__Directions__
Keep only the lines that hold the string "title", filtering out the rest of the entries below.

Source data

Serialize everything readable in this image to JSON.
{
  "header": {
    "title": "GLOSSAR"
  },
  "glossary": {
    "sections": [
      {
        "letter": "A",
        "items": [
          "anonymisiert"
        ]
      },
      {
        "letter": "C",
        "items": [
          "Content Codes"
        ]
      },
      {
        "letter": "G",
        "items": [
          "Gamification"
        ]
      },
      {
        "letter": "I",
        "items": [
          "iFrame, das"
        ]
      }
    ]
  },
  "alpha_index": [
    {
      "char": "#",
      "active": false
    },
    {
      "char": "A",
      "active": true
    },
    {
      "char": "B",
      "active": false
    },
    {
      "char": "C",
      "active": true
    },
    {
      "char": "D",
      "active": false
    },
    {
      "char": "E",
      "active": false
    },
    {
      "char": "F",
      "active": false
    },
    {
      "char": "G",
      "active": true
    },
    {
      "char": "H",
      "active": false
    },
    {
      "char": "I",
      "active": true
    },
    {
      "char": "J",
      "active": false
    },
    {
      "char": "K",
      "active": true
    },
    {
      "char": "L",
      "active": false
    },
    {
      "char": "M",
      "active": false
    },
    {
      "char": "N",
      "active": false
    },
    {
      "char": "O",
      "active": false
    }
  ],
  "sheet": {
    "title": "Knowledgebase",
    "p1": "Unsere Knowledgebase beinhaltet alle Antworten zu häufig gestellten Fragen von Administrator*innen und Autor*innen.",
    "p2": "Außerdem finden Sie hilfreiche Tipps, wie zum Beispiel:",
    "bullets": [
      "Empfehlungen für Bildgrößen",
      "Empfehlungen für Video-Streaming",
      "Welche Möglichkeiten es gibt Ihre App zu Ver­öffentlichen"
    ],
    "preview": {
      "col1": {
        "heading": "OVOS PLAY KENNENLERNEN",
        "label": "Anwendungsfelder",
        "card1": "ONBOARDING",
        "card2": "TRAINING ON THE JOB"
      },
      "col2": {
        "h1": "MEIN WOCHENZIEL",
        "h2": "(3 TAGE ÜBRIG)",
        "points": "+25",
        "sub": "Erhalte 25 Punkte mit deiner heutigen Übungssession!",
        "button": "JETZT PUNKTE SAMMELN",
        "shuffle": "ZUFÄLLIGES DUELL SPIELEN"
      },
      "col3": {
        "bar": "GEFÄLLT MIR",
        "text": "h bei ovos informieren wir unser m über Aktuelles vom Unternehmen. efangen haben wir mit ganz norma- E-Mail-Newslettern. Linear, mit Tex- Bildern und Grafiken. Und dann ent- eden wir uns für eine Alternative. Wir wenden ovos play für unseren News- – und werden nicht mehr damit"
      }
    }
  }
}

__Result for this exercise__
    "title": "GLOSSAR"
    "title": "Knowledgebase",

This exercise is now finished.